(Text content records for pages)
----------

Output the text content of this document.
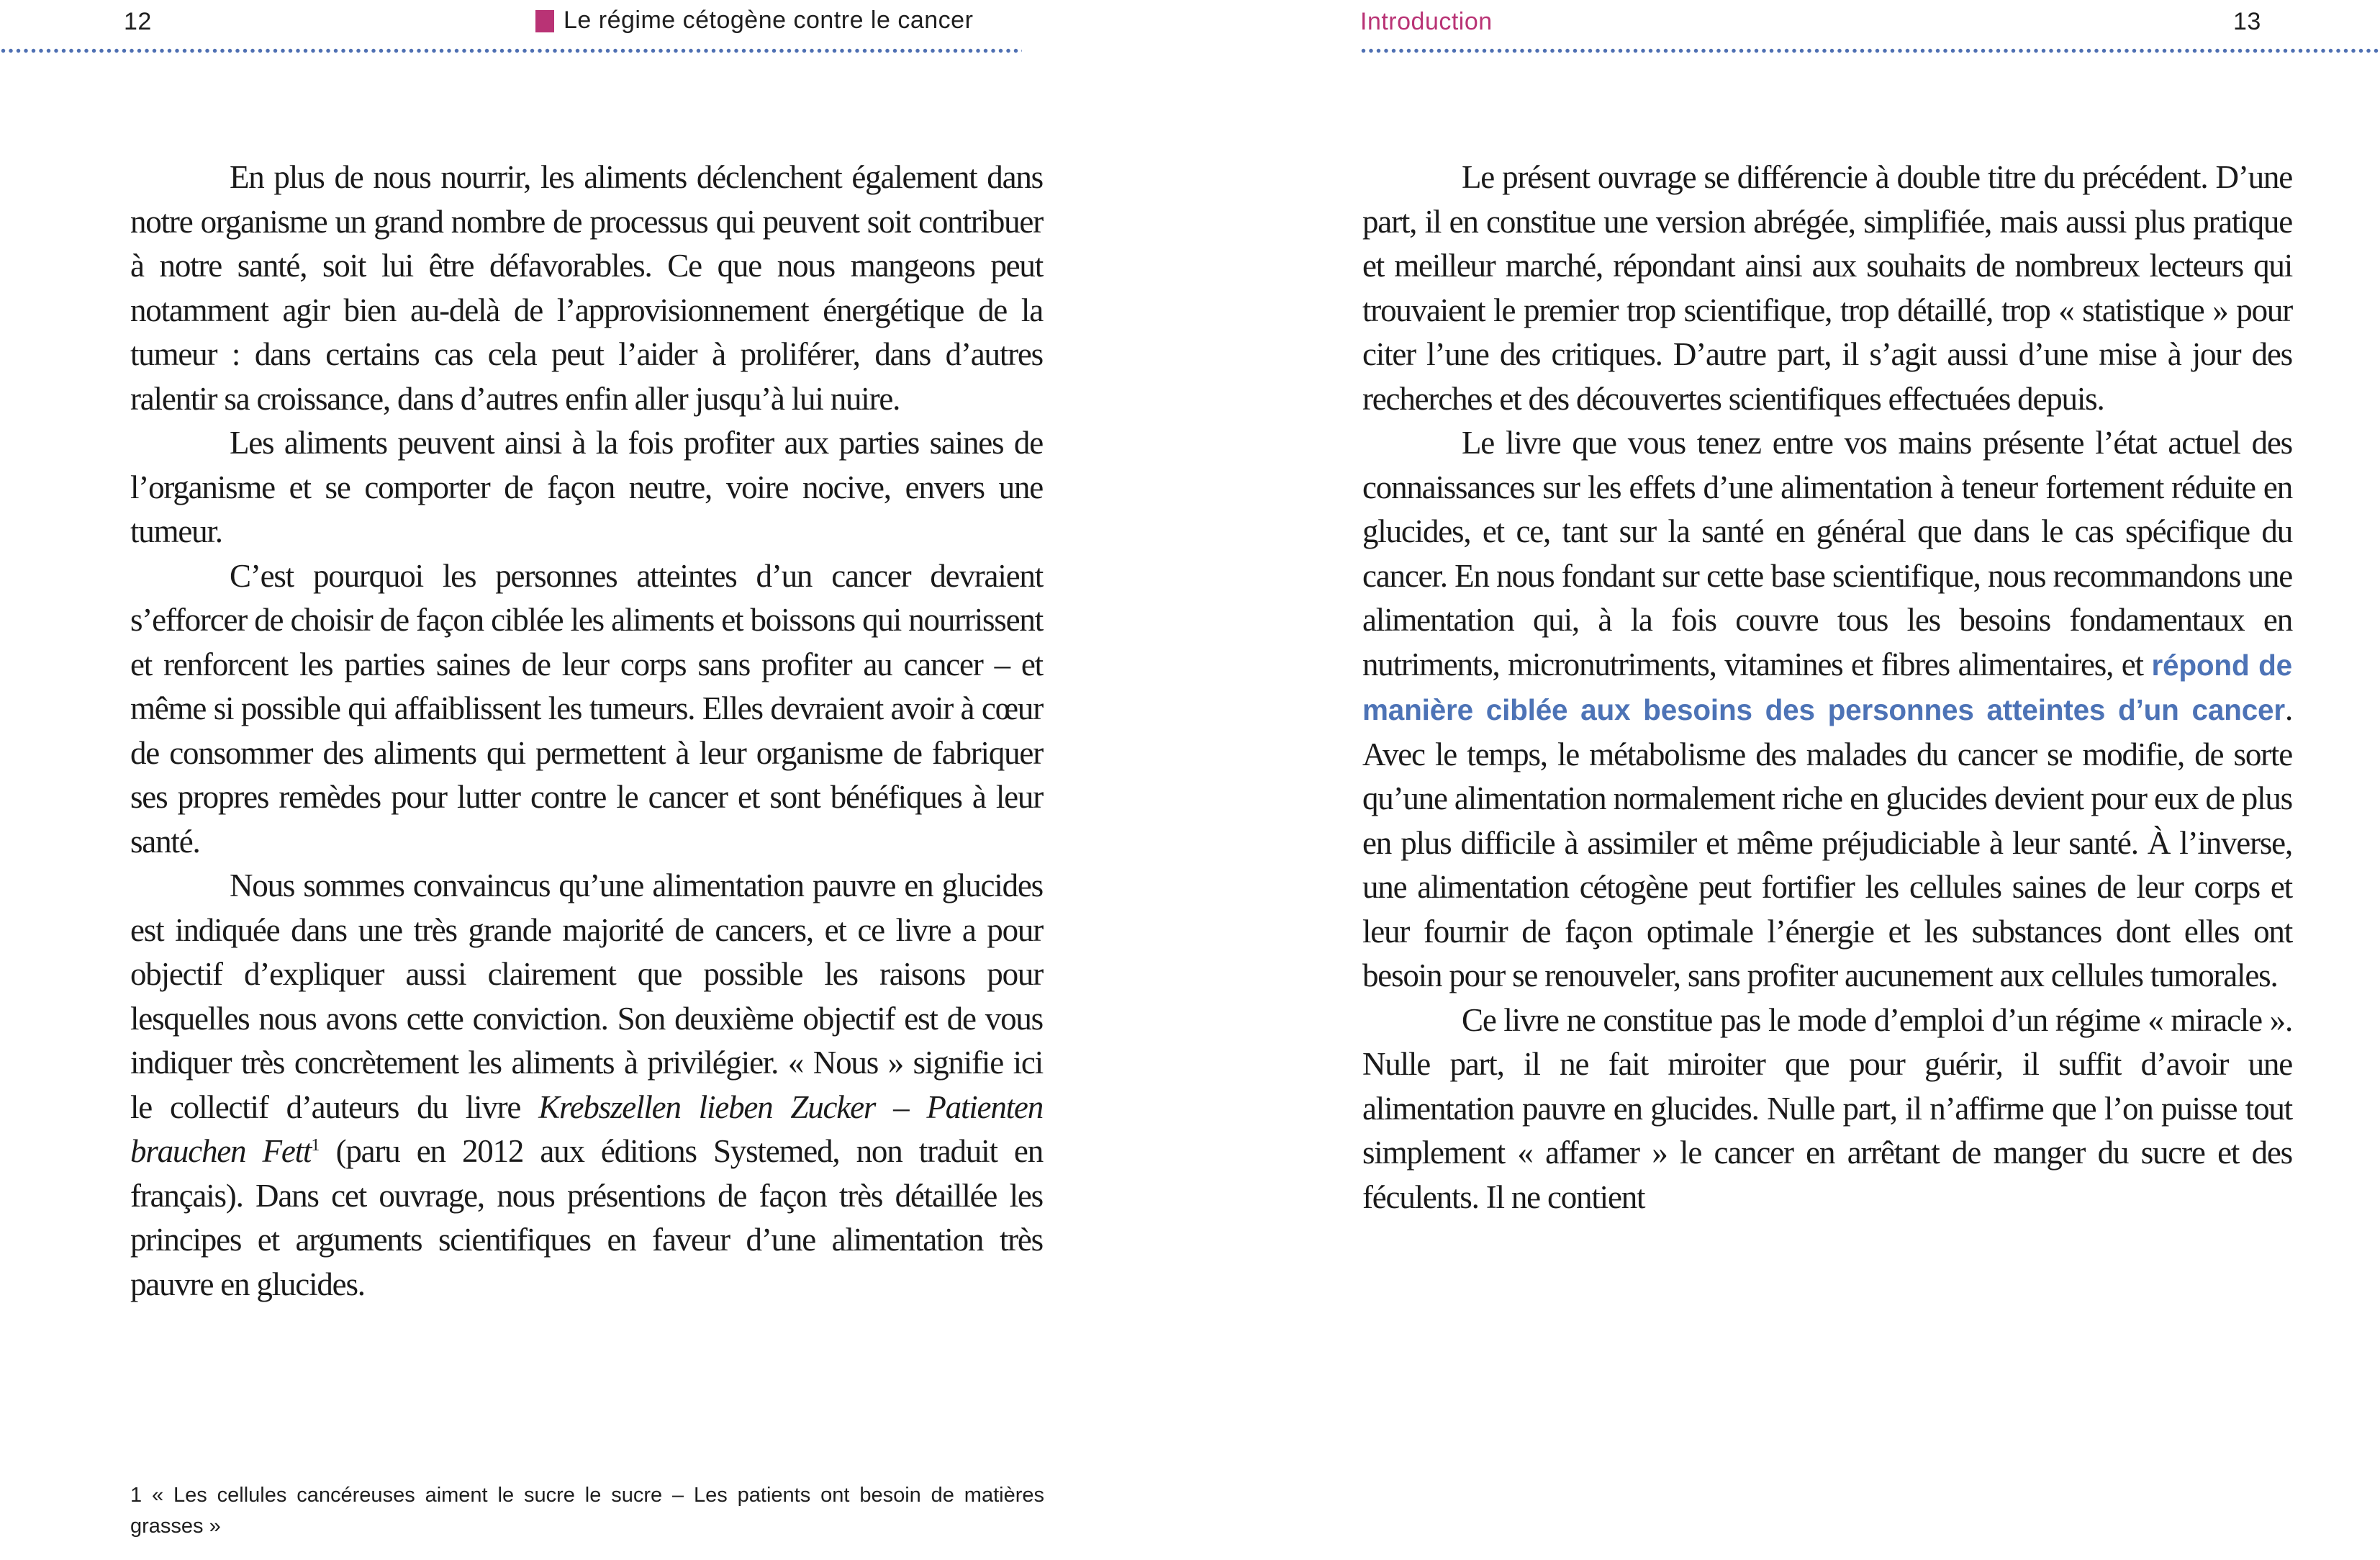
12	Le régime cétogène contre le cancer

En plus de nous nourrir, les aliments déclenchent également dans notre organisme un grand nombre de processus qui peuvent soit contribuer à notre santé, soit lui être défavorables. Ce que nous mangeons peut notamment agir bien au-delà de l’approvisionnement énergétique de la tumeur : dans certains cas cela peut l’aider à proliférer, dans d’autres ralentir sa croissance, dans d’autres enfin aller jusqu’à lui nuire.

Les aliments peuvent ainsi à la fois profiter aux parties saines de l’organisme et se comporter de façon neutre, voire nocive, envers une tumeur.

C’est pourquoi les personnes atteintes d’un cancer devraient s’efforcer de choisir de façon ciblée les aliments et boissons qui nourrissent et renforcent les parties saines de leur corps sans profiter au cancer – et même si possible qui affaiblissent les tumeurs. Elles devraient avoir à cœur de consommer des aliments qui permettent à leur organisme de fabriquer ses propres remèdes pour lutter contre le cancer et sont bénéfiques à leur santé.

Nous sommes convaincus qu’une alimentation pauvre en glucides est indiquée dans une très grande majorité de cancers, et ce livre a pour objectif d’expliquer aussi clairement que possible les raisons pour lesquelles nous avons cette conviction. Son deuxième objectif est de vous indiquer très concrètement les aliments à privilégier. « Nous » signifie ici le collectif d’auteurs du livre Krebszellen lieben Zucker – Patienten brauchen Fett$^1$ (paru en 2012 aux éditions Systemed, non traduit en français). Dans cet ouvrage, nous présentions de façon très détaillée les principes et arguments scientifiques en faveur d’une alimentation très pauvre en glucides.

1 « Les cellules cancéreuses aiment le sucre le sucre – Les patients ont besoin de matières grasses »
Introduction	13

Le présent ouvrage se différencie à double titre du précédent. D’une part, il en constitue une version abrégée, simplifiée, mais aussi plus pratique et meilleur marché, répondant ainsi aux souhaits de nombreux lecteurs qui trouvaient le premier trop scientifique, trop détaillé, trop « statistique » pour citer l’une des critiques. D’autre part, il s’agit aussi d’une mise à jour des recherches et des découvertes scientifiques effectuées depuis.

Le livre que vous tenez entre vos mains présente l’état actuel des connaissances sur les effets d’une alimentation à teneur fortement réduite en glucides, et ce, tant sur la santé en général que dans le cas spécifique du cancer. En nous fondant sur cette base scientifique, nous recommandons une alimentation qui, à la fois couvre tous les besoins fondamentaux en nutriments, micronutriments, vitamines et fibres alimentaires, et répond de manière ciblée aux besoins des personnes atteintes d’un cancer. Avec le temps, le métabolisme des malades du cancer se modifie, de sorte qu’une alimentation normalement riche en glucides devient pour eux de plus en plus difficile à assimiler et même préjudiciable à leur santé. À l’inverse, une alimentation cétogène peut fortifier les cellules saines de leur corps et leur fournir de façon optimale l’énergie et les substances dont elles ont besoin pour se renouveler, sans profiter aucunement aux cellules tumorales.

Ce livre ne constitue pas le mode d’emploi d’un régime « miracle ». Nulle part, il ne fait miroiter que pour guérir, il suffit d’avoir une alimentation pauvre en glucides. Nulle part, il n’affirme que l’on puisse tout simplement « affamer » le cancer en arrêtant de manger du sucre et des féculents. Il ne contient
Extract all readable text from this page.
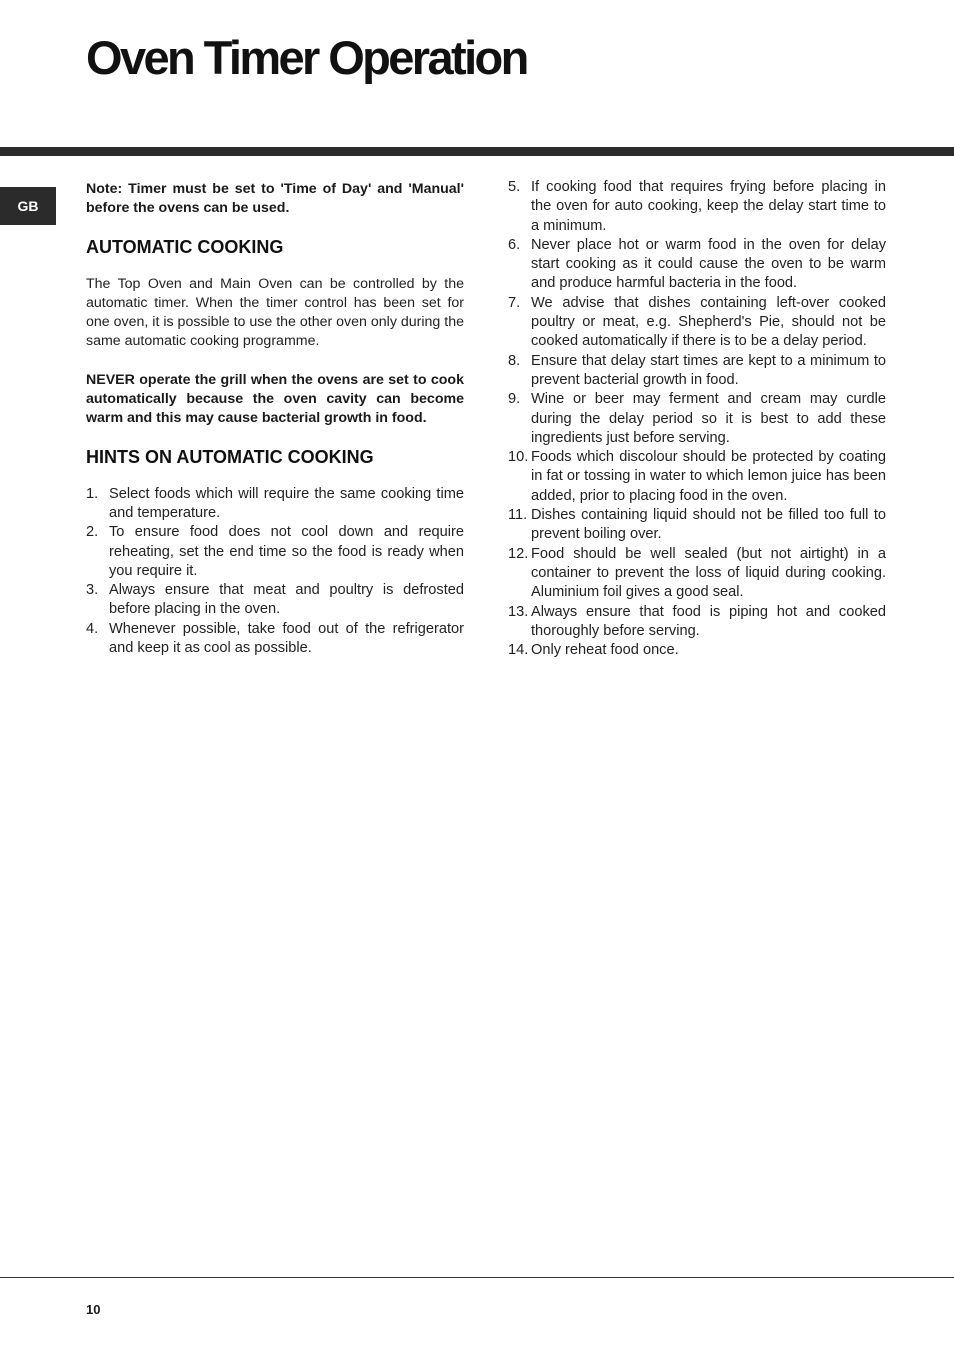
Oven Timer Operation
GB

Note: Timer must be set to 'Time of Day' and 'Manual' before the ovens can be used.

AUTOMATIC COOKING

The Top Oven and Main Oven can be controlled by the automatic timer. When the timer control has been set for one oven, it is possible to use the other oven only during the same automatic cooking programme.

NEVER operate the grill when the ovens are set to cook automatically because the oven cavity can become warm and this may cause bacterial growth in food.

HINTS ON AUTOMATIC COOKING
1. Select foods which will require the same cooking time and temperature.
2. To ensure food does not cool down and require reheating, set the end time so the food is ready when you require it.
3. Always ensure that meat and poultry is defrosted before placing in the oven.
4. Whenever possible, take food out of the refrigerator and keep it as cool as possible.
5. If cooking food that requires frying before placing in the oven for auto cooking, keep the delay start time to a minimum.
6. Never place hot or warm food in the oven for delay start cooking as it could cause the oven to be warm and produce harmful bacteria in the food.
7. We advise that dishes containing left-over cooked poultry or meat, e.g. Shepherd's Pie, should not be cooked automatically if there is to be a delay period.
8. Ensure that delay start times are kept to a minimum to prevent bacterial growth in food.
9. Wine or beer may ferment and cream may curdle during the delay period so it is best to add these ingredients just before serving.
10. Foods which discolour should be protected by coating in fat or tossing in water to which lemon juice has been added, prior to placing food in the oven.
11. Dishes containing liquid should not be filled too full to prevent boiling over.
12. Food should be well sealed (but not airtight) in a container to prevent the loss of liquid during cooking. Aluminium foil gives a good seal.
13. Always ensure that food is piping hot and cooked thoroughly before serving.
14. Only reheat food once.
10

----------

__What you will do__. Apart from the pictures, all of the data should be repeated exactly.

__Answer box__.
Output the text content of this document.
12	Le régime cétogène contre le cancer

En plus de nous nourrir, les aliments déclenchent également dans notre organisme un grand nombre de processus qui peuvent soit contribuer à notre santé, soit lui être défavorables. Ce que nous mangeons peut notamment agir bien au-delà de l’approvisionnement énergétique de la tumeur : dans certains cas cela peut l’aider à proliférer, dans d’autres ralentir sa croissance, dans d’autres enfin aller jusqu’à lui nuire.

Les aliments peuvent ainsi à la fois profiter aux parties saines de l’organisme et se comporter de façon neutre, voire nocive, envers une tumeur.

C’est pourquoi les personnes atteintes d’un cancer devraient s’efforcer de choisir de façon ciblée les aliments et boissons qui nourrissent et renforcent les parties saines de leur corps sans profiter au cancer – et même si possible qui affaiblissent les tumeurs. Elles devraient avoir à cœur de consommer des aliments qui permettent à leur organisme de fabriquer ses propres remèdes pour lutter contre le cancer et sont bénéfiques à leur santé.

Nous sommes convaincus qu’une alimentation pauvre en glucides est indiquée dans une très grande majorité de cancers, et ce livre a pour objectif d’expliquer aussi clairement que possible les raisons pour lesquelles nous avons cette conviction. Son deuxième objectif est de vous indiquer très concrètement les aliments à privilégier. « Nous » signifie ici le collectif d’auteurs du livre Krebszellen lieben Zucker – Patienten brauchen Fett$^1$ (paru en 2012 aux éditions Systemed, non traduit en français). Dans cet ouvrage, nous présentions de façon très détaillée les principes et arguments scientifiques en faveur d’une alimentation très pauvre en glucides.

1 « Les cellules cancéreuses aiment le sucre le sucre – Les patients ont besoin de matières grasses »
Introduction	13

Le présent ouvrage se différencie à double titre du précédent. D’une part, il en constitue une version abrégée, simplifiée, mais aussi plus pratique et meilleur marché, répondant ainsi aux souhaits de nombreux lecteurs qui trouvaient le premier trop scientifique, trop détaillé, trop « statistique » pour citer l’une des critiques. D’autre part, il s’agit aussi d’une mise à jour des recherches et des découvertes scientifiques effectuées depuis.

Le livre que vous tenez entre vos mains présente l’état actuel des connaissances sur les effets d’une alimentation à teneur fortement réduite en glucides, et ce, tant sur la santé en général que dans le cas spécifique du cancer. En nous fondant sur cette base scientifique, nous recommandons une alimentation qui, à la fois couvre tous les besoins fondamentaux en nutriments, micronutriments, vitamines et fibres alimentaires, et répond de manière ciblée aux besoins des personnes atteintes d’un cancer. Avec le temps, le métabolisme des malades du cancer se modifie, de sorte qu’une alimentation normalement riche en glucides devient pour eux de plus en plus difficile à assimiler et même préjudiciable à leur santé. À l’inverse, une alimentation cétogène peut fortifier les cellules saines de leur corps et leur fournir de façon optimale l’énergie et les substances dont elles ont besoin pour se renouveler, sans profiter aucunement aux cellules tumorales.

Ce livre ne constitue pas le mode d’emploi d’un régime « miracle ». Nulle part, il ne fait miroiter que pour guérir, il suffit d’avoir une alimentation pauvre en glucides. Nulle part, il n’affirme que l’on puisse tout simplement « affamer » le cancer en arrêtant de manger du sucre et des féculents. Il ne contient
Extract all readable text from this page.
Oven Timer Operation
GB

Note: Timer must be set to 'Time of Day' and 'Manual' before the ovens can be used.

AUTOMATIC COOKING

The Top Oven and Main Oven can be controlled by the automatic timer. When the timer control has been set for one oven, it is possible to use the other oven only during the same automatic cooking programme.

NEVER operate the grill when the ovens are set to cook automatically because the oven cavity can become warm and this may cause bacterial growth in food.

HINTS ON AUTOMATIC COOKING
1. Select foods which will require the same cooking time and temperature.
2. To ensure food does not cool down and require reheating, set the end time so the food is ready when you require it.
3. Always ensure that meat and poultry is defrosted before placing in the oven.
4. Whenever possible, take food out of the refrigerator and keep it as cool as possible.
5. If cooking food that requires frying before placing in the oven for auto cooking, keep the delay start time to a minimum.
6. Never place hot or warm food in the oven for delay start cooking as it could cause the oven to be warm and produce harmful bacteria in the food.
7. We advise that dishes containing left-over cooked poultry or meat, e.g. Shepherd's Pie, should not be cooked automatically if there is to be a delay period.
8. Ensure that delay start times are kept to a minimum to prevent bacterial growth in food.
9. Wine or beer may ferment and cream may curdle during the delay period so it is best to add these ingredients just before serving.
10. Foods which discolour should be protected by coating in fat or tossing in water to which lemon juice has been added, prior to placing food in the oven.
11. Dishes containing liquid should not be filled too full to prevent boiling over.
12. Food should be well sealed (but not airtight) in a container to prevent the loss of liquid during cooking. Aluminium foil gives a good seal.
13. Always ensure that food is piping hot and cooked thoroughly before serving.
14. Only reheat food once.
10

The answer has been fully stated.